:: STATED GOAL ::
Copy out every record below with complete accuracy.

:: DATA ROWS ::
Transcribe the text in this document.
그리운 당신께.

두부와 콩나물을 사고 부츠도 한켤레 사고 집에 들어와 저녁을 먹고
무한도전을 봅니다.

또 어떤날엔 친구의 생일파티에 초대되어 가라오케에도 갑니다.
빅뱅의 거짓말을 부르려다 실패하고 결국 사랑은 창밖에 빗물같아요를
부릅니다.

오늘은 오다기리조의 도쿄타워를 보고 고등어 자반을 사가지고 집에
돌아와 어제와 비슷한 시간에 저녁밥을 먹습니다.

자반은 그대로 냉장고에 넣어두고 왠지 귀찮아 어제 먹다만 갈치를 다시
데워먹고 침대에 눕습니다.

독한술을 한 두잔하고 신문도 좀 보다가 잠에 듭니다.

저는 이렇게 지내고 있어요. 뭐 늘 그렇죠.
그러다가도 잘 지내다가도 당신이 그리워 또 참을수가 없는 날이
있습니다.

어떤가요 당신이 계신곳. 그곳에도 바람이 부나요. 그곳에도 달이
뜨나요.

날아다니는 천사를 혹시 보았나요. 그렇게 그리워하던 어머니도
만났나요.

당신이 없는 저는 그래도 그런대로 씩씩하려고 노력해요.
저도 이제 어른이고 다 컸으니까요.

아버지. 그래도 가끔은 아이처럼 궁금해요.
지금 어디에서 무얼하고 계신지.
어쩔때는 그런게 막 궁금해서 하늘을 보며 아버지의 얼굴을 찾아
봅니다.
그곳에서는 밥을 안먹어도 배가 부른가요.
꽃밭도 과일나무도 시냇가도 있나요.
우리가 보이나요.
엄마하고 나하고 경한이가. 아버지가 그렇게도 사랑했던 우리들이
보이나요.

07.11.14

:: EXERCISE ANSWER ::
Transcribe the text in this document.
그리운 당신께.

두부와 콩나물을 사고 부츠도 한켤레 사고 집에 들어와 저녁을 먹고
무한도전을 봅니다.

또 어떤날엔 친구의 생일파티에 초대되어 가라오케에도 갑니다.
빅뱅의 거짓말을 부르려다 실패하고 결국 사랑은 창밖에 빗물같아요를
부릅니다.

오늘은 오다기리조의 도쿄타워를 보고 고등어 자반을 사가지고 집에
돌아와 어제와 비슷한 시간에 저녁밥을 먹습니다.

자반은 그대로 냉장고에 넣어두고 왠지 귀찮아 어제 먹다만 갈치를 다시
데워먹고 침대에 눕습니다.

독한술을 한 두잔하고 신문도 좀 보다가 잠에 듭니다.

저는 이렇게 지내고 있어요. 뭐 늘 그렇죠.
그러다가도 잘 지내다가도 당신이 그리워 또 참을수가 없는 날이
있습니다.

어떤가요 당신이 계신곳. 그곳에도 바람이 부나요. 그곳에도 달이
뜨나요.

날아다니는 천사를 혹시 보았나요. 그렇게 그리워하던 어머니도
만났나요.

당신이 없는 저는 그래도 그런대로 씩씩하려고 노력해요.
저도 이제 어른이고 다 컸으니까요.

아버지. 그래도 가끔은 아이처럼 궁금해요.
지금 어디에서 무얼하고 계신지.
어쩔때는 그런게 막 궁금해서 하늘을 보며 아버지의 얼굴을 찾아
봅니다.
그곳에서는 밥을 안먹어도 배가 부른가요.
꽃밭도 과일나무도 시냇가도 있나요.
우리가 보이나요.
엄마하고 나하고 경한이가. 아버지가 그렇게도 사랑했던 우리들이
보이나요.

07.11.14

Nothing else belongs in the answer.